BEGIN

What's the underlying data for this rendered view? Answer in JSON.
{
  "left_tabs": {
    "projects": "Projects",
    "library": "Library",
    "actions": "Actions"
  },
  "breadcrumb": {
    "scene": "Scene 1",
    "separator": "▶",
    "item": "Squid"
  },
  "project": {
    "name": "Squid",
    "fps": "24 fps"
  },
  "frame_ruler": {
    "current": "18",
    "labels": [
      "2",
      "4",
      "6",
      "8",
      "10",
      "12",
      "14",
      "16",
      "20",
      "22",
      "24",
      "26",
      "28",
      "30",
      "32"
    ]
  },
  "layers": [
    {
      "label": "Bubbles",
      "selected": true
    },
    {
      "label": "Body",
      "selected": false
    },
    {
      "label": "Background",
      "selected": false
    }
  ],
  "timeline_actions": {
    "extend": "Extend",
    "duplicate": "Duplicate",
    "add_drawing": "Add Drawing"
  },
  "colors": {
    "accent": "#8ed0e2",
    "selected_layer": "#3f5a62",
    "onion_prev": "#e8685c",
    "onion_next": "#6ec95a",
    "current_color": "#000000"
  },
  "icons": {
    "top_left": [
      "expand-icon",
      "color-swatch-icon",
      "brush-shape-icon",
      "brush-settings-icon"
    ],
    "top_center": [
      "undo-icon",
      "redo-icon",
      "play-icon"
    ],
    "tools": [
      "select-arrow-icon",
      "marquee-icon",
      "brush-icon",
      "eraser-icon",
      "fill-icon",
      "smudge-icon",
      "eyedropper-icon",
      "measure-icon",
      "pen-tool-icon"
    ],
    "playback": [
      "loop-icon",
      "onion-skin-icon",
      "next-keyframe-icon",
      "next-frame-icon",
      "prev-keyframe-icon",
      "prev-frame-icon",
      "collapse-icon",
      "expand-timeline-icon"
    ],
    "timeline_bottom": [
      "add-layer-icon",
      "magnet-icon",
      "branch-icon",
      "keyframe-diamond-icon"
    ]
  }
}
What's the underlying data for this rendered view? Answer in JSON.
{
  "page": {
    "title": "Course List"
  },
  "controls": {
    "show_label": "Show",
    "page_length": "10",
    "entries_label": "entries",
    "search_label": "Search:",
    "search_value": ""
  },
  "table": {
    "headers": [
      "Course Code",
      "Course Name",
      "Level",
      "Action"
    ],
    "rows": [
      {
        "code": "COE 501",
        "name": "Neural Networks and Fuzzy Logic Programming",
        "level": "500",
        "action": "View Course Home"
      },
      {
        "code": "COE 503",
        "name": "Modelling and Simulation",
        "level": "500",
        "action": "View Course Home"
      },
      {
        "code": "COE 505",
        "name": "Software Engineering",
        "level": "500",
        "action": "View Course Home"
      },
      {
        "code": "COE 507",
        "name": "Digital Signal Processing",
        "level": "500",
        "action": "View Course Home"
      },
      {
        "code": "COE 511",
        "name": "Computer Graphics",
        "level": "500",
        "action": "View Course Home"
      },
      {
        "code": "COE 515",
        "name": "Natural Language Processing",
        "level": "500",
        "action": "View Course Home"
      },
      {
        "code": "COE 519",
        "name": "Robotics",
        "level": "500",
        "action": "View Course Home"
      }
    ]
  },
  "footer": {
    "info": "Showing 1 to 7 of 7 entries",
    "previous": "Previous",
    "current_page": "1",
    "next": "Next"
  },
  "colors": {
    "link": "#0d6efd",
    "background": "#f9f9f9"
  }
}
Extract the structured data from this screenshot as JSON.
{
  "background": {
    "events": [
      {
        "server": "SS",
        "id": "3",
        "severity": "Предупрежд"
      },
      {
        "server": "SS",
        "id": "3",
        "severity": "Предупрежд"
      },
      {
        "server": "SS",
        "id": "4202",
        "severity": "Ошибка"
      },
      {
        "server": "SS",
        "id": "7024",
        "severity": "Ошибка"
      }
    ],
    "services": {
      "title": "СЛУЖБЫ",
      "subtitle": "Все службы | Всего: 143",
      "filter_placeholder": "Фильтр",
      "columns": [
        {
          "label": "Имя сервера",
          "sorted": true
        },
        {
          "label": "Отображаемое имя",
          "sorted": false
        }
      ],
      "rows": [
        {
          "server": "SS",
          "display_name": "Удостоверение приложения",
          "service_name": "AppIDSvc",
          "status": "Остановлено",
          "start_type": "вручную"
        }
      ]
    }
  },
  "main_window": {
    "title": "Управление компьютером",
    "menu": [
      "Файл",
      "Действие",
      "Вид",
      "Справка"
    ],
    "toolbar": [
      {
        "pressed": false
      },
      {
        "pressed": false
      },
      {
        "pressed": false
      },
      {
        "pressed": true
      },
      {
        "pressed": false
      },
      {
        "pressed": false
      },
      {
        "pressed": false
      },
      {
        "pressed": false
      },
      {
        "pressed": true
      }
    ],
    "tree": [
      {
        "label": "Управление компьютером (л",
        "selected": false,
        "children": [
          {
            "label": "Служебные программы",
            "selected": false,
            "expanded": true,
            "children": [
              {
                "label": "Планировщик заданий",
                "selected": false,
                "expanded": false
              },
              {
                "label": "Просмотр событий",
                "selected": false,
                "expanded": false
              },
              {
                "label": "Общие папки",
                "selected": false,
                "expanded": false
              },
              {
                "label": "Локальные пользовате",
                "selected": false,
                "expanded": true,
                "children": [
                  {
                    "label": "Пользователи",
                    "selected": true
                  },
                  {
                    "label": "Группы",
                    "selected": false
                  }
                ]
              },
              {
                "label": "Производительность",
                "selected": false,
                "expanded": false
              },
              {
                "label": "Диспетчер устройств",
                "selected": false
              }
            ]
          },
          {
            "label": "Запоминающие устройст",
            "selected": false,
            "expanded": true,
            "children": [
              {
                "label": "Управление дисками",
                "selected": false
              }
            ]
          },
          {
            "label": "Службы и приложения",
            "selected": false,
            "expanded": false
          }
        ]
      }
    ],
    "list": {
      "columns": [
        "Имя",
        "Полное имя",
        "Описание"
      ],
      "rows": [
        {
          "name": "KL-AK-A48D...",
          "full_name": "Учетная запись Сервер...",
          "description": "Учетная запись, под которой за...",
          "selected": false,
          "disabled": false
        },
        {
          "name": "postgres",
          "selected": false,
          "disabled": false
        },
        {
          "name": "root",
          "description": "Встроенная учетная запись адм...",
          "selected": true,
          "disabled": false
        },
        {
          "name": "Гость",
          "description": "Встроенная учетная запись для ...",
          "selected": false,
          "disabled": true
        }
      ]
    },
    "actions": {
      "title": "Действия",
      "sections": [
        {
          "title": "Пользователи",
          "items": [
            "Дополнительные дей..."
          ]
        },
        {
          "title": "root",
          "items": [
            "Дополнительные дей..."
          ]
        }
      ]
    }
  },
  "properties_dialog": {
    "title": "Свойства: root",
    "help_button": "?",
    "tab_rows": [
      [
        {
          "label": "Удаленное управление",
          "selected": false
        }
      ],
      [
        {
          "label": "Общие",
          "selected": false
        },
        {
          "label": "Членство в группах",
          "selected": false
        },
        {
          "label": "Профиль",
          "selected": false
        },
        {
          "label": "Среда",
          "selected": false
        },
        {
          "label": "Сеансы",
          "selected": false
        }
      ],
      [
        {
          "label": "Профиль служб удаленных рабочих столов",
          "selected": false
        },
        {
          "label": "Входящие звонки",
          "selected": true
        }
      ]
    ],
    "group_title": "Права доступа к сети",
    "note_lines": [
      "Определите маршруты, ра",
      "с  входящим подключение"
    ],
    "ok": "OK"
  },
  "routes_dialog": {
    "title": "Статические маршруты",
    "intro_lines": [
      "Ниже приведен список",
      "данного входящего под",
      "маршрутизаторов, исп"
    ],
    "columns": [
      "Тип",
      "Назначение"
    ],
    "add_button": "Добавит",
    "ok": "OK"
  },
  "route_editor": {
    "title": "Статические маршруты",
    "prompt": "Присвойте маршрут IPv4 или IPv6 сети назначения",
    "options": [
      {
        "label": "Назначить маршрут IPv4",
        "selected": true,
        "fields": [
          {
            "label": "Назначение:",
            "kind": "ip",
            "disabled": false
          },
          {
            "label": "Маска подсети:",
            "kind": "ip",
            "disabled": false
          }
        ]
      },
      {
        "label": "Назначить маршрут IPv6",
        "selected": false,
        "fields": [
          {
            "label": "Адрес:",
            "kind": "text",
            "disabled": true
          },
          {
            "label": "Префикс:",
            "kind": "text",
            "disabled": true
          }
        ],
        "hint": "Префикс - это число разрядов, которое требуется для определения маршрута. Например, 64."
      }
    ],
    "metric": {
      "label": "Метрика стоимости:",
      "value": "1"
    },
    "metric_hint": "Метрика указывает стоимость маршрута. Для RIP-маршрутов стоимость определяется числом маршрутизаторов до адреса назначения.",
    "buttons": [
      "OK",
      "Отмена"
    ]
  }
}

END

- [Written request]:
Figure out how many lines above include the string "root", then report that number and nothing else.

- [Result for this exercise]:
3